[WHAT YOU SHOULD DO]:
Copy each line containing the word "JSON" from the records that follow, please.
----------------
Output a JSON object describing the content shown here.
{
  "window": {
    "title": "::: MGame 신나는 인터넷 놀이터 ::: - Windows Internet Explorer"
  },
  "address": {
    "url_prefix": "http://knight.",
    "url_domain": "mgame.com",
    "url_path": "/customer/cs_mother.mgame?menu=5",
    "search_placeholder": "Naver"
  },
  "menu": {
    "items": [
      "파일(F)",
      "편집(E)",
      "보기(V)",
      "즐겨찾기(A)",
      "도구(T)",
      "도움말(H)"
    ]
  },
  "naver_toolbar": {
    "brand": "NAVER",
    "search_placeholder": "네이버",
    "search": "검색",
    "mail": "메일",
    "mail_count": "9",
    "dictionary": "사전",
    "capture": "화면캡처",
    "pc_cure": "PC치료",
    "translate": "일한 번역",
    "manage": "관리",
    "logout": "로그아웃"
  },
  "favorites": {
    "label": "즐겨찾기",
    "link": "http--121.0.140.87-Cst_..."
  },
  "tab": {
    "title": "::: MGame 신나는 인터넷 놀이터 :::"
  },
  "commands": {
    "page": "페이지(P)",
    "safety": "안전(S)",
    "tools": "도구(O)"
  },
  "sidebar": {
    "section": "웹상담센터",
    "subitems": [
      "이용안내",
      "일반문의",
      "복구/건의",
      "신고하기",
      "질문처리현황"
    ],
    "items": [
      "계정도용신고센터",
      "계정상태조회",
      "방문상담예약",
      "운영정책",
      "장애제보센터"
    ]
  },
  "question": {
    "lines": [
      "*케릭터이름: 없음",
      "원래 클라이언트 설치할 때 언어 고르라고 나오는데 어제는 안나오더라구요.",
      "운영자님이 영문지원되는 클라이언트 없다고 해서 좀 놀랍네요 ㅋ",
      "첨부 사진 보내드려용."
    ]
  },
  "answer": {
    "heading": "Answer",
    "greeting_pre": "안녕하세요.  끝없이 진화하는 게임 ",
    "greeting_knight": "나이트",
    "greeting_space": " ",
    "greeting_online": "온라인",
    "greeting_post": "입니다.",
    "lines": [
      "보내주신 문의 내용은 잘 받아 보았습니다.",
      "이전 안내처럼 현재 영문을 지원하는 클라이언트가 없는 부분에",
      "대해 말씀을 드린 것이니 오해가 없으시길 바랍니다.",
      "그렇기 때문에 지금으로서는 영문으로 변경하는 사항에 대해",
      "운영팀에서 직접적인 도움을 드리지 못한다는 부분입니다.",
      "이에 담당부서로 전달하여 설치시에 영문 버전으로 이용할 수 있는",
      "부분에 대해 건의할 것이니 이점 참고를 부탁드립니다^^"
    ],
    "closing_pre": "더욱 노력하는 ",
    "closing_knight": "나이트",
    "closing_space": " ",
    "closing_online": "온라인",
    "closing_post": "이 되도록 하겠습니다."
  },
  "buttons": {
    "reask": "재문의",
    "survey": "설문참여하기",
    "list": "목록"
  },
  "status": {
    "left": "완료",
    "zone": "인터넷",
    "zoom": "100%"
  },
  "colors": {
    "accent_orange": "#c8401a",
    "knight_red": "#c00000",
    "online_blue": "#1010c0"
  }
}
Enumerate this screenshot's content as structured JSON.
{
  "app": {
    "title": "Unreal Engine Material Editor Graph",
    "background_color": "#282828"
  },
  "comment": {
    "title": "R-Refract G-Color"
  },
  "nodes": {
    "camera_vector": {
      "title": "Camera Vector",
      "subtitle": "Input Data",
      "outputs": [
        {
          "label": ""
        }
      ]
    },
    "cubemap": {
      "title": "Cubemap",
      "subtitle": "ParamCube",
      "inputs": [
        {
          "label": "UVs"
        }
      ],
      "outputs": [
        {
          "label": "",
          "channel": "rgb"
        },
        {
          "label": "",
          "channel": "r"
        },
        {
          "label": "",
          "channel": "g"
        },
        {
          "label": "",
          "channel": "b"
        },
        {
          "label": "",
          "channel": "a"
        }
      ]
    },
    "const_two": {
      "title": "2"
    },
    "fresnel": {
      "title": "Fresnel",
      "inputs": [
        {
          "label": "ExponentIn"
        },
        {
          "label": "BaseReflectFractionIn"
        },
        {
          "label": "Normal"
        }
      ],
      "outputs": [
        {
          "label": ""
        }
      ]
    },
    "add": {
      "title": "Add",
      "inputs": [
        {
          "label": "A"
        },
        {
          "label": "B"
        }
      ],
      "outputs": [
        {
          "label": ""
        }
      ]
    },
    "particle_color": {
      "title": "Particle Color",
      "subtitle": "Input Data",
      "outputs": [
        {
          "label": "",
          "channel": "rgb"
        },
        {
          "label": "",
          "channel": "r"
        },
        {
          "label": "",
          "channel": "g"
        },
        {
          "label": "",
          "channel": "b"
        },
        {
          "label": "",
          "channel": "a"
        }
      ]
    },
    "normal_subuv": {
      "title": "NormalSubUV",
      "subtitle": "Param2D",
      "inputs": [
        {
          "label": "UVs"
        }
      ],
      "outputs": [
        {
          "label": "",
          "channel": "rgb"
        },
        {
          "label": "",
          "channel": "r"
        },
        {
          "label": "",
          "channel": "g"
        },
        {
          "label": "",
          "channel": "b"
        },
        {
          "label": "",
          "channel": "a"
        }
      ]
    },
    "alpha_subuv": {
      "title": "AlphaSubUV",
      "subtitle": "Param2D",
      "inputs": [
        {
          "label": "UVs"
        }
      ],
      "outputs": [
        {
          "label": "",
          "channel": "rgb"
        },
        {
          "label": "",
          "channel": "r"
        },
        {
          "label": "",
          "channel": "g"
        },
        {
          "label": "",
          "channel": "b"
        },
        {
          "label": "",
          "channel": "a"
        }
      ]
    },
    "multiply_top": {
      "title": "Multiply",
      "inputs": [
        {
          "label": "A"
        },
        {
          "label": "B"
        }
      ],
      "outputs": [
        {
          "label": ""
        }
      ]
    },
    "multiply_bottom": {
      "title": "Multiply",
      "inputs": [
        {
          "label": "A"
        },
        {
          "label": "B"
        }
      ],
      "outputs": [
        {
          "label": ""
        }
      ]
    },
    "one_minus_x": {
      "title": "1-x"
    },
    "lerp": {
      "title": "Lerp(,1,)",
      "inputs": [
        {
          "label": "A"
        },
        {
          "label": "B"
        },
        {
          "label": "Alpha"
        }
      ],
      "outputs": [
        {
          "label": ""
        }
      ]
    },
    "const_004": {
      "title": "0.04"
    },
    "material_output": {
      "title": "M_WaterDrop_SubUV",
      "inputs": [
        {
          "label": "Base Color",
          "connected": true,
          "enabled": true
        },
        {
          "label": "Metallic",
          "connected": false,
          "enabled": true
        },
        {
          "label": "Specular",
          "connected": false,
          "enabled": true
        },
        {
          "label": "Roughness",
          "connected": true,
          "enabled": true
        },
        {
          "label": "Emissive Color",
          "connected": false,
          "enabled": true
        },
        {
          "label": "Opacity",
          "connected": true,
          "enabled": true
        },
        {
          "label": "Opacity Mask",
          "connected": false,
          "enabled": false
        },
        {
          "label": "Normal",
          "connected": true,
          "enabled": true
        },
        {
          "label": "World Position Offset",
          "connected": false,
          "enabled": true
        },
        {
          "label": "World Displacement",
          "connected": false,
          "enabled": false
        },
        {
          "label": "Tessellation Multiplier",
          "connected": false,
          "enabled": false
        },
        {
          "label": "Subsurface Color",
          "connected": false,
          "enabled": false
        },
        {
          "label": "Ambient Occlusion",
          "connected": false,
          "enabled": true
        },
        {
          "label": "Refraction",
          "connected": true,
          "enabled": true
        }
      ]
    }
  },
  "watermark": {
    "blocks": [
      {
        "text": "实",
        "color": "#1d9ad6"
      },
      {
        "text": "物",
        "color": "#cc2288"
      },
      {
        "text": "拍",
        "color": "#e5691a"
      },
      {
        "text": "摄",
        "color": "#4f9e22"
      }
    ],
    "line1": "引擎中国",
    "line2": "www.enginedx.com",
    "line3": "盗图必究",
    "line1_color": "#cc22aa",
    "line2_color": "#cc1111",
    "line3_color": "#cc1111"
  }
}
----------------
[FULL RESPONSE]:
Output a JSON object describing the content shown here.
Enumerate this screenshot's content as structured JSON.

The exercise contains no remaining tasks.